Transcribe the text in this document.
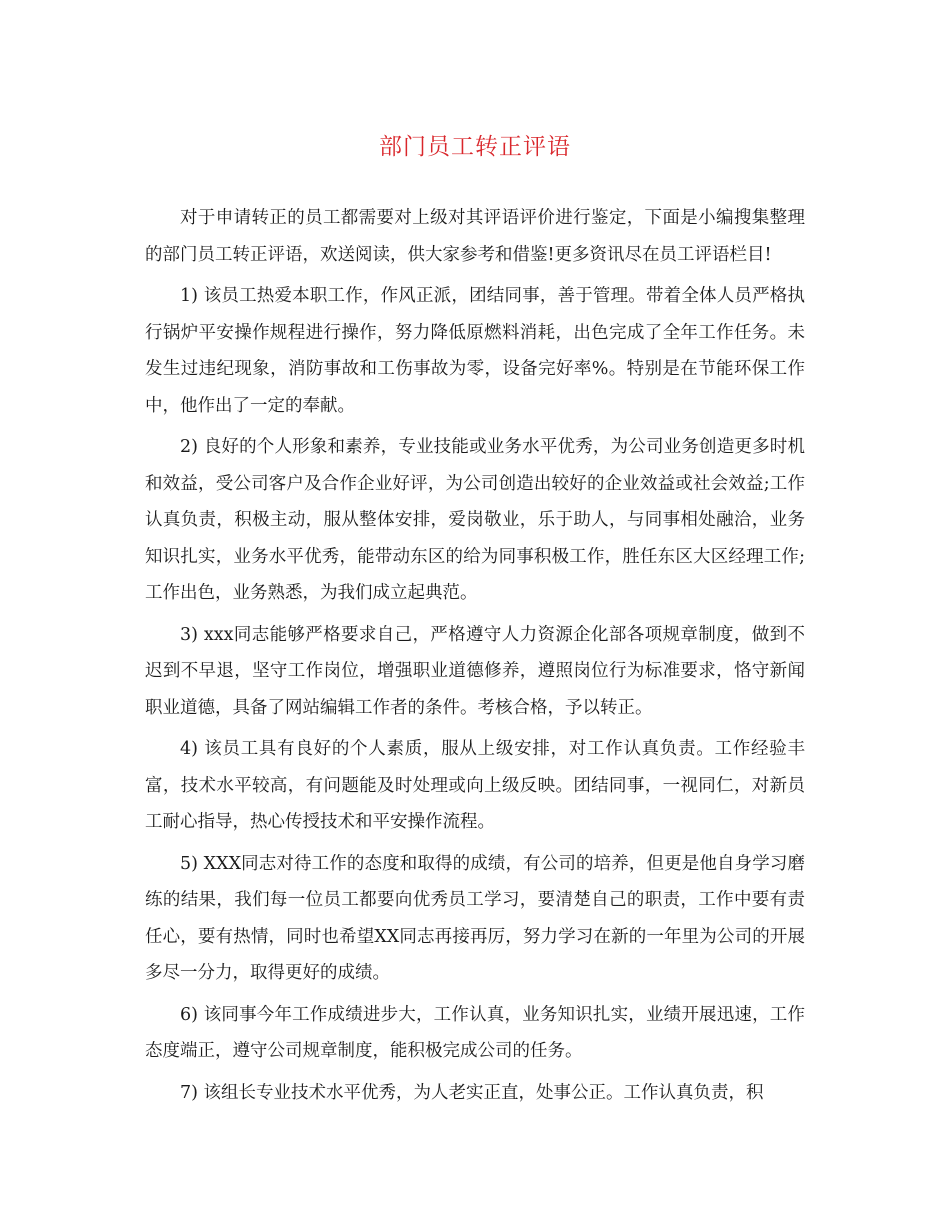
部门员工转正评语

对于申请转正的员工都需要对上级对其评语评价进行鉴定，下面是小编搜集整理的部门员工转正评语，欢送阅读，供大家参考和借鉴!更多资讯尽在员工评语栏目!

1) 该员工热爱本职工作，作风正派，团结同事，善于管理。带着全体人员严格执行锅炉平安操作规程进行操作，努力降低原燃料消耗，出色完成了全年工作任务。未发生过违纪现象，消防事故和工伤事故为零，设备完好率%。特别是在节能环保工作中，他作出了一定的奉献。

2) 良好的个人形象和素养，专业技能或业务水平优秀，为公司业务创造更多时机和效益，受公司客户及合作企业好评，为公司创造出较好的企业效益或社会效益;工作认真负责，积极主动，服从整体安排，爱岗敬业，乐于助人，与同事相处融洽，业务知识扎实，业务水平优秀，能带动东区的给为同事积极工作，胜任东区大区经理工作;工作出色，业务熟悉，为我们成立起典范。

3) xxx同志能够严格要求自己，严格遵守人力资源企化部各项规章制度，做到不迟到不早退，坚守工作岗位，增强职业道德修养，遵照岗位行为标准要求，恪守新闻职业道德，具备了网站编辑工作者的条件。考核合格，予以转正。

4) 该员工具有良好的个人素质，服从上级安排，对工作认真负责。工作经验丰富，技术水平较高，有问题能及时处理或向上级反映。团结同事，一视同仁，对新员工耐心指导，热心传授技术和平安操作流程。

5) XXX同志对待工作的态度和取得的成绩，有公司的培养，但更是他自身学习磨练的结果，我们每一位员工都要向优秀员工学习，要清楚自己的职责，工作中要有责任心，要有热情，同时也希望XX同志再接再厉，努力学习在新的一年里为公司的开展多尽一分力，取得更好的成绩。

6) 该同事今年工作成绩进步大，工作认真，业务知识扎实，业绩开展迅速，工作态度端正，遵守公司规章制度，能积极完成公司的任务。

7) 该组长专业技术水平优秀，为人老实正直，处事公正。工作认真负责，积
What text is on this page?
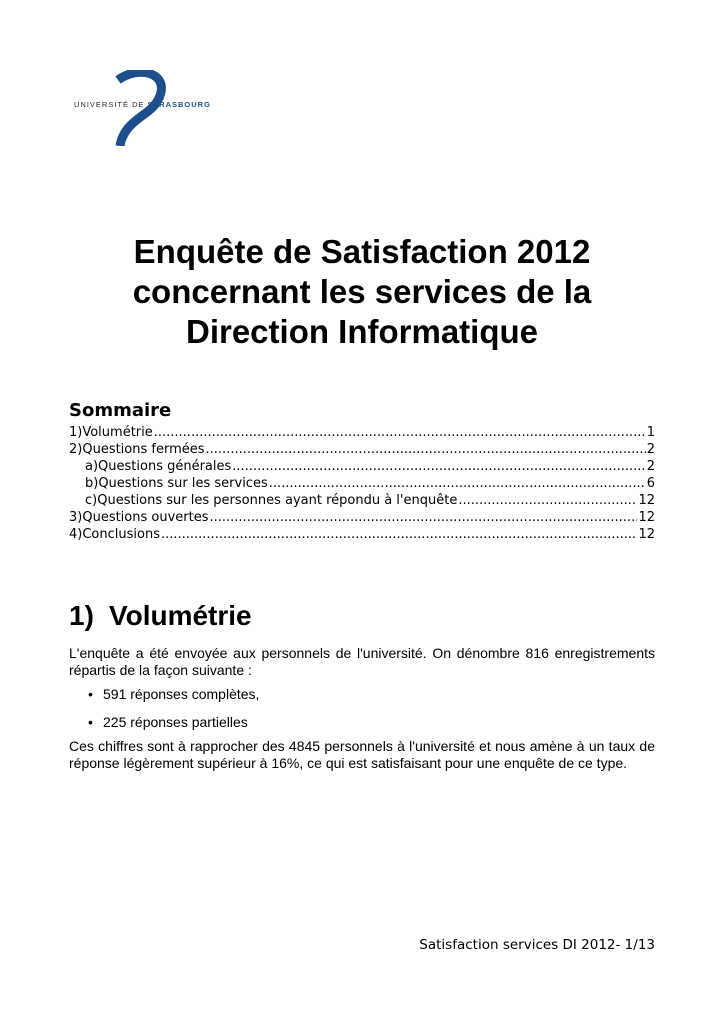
UNIVERSITÉ DE STRASBOURG
Enquête de Satisfaction 2012
concernant les services de la
Direction Informatique
Sommaire
1) Volumétrie .....	1
2) Questions fermées .....	2
a) Questions générales .....	2
b) Questions sur les services .....	6
c) Questions sur les personnes ayant répondu à l'enquête .....	12
3) Questions ouvertes .....	12
4) Conclusions .....	12
1) Volumétrie
L'enquête a été envoyée aux personnels de l'université. On dénombre 816 enregistrements répartis de la façon suivante :
• 591 réponses complètes,
• 225 réponses partielles
Ces chiffres sont à rapprocher des 4845 personnels à l'université et nous amène à un taux de réponse légèrement supérieur à 16%, ce qui est satisfaisant pour une enquête de ce type.
Satisfaction services DI 2012- 1/13
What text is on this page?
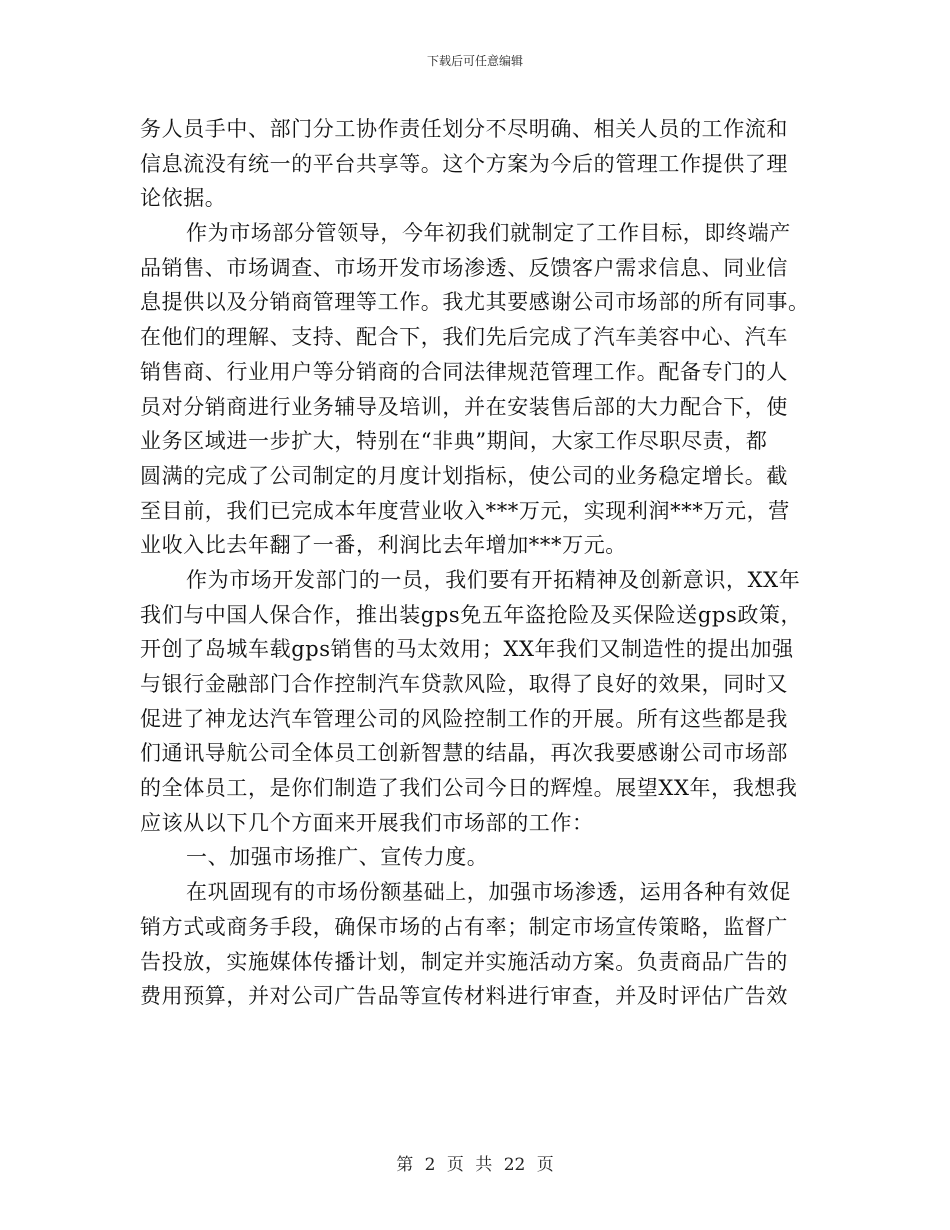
下载后可任意编辑
务人员手中、部门分工协作责任划分不尽明确、相关人员的工作流和
信息流没有统一的平台共享等。这个方案为今后的管理工作提供了理
论依据。
作为市场部分管领导，今年初我们就制定了工作目标，即终端产
品销售、市场调查、市场开发市场渗透、反馈客户需求信息、同业信
息提供以及分销商管理等工作。我尤其要感谢公司市场部的所有同事。
在他们的理解、支持、配合下，我们先后完成了汽车美容中心、汽车
销售商、行业用户等分销商的合同法律规范管理工作。配备专门的人
员对分销商进行业务辅导及培训，并在安装售后部的大力配合下，使
业务区域进一步扩大，特别在“非典”期间，大家工作尽职尽责，都
圆满的完成了公司制定的月度计划指标，使公司的业务稳定增长。截
至目前，我们已完成本年度营业收入***万元，实现利润***万元，营
业收入比去年翻了一番，利润比去年增加***万元。
作为市场开发部门的一员，我们要有开拓精神及创新意识，XX年
我们与中国人保合作，推出装gps免五年盗抢险及买保险送gps政策，
开创了岛城车载gps销售的马太效用；XX年我们又制造性的提出加强
与银行金融部门合作控制汽车贷款风险，取得了良好的效果，同时又
促进了神龙达汽车管理公司的风险控制工作的开展。所有这些都是我
们通讯导航公司全体员工创新智慧的结晶，再次我要感谢公司市场部
的全体员工，是你们制造了我们公司今日的辉煌。展望XX年，我想我
应该从以下几个方面来开展我们市场部的工作：
一、加强市场推广、宣传力度。
在巩固现有的市场份额基础上，加强市场渗透，运用各种有效促
销方式或商务手段，确保市场的占有率；制定市场宣传策略，监督广
告投放，实施媒体传播计划，制定并实施活动方案。负责商品广告的
费用预算，并对公司广告品等宣传材料进行审查，并及时评估广告效
第 2 页 共 22 页
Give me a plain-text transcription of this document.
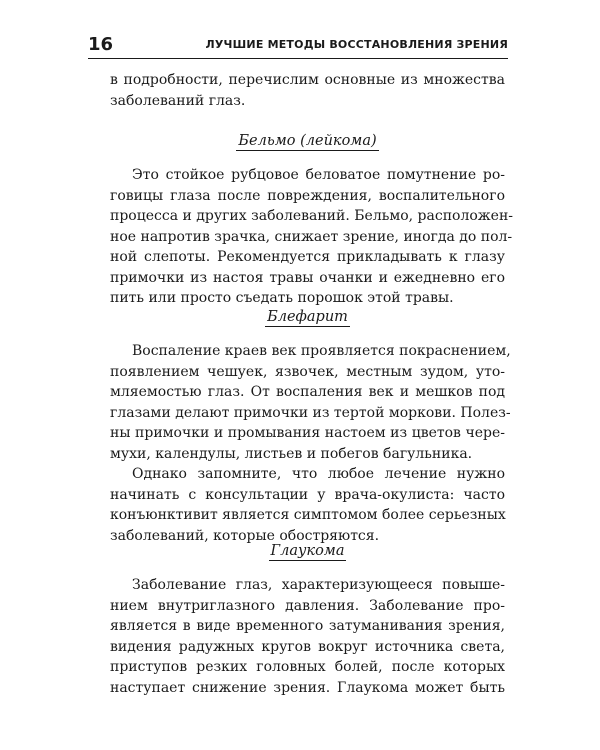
16	ЛУЧШИЕ МЕТОДЫ ВОССТАНОВЛЕНИЯ ЗРЕНИЯ
в подробности, перечислим основные из множества
заболеваний глаз.
Бельмо (лейкома)
Это стойкое рубцовое беловатое помутнение ро-
говицы глаза после повреждения, воспалительного
процесса и других заболеваний. Бельмо, расположен-
ное напротив зрачка, снижает зрение, иногда до пол-
ной слепоты. Рекомендуется прикладывать к глазу
примочки из настоя травы очанки и ежедневно его
пить или просто съедать порошок этой травы.
Блефарит
Воспаление краев век проявляется покраснением,
появлением чешуек, язвочек, местным зудом, уто-
мляемостью глаз. От воспаления век и мешков под
глазами делают примочки из тертой моркови. Полез-
ны примочки и промывания настоем из цветов чере-
мухи, календулы, листьев и побегов багульника.
Однако запомните, что любое лечение нужно
начинать с консультации у врача-окулиста: часто
конъюнктивит является симптомом более серьезных
заболеваний, которые обостряются.
Глаукома
Заболевание глаз, характеризующееся повыше-
нием внутриглазного давления. Заболевание про-
является в виде временного затуманивания зрения,
видения радужных кругов вокруг источника света,
приступов резких головных болей, после которых
наступает снижение зрения. Глаукома может быть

————————

- [SHORT TASK]: Check each line of the entries for the string "после". Copy the lines that have it.

- [WRITTEN REPLY]:
говицы глаза после повреждения, воспалительного
приступов резких головных болей, после которых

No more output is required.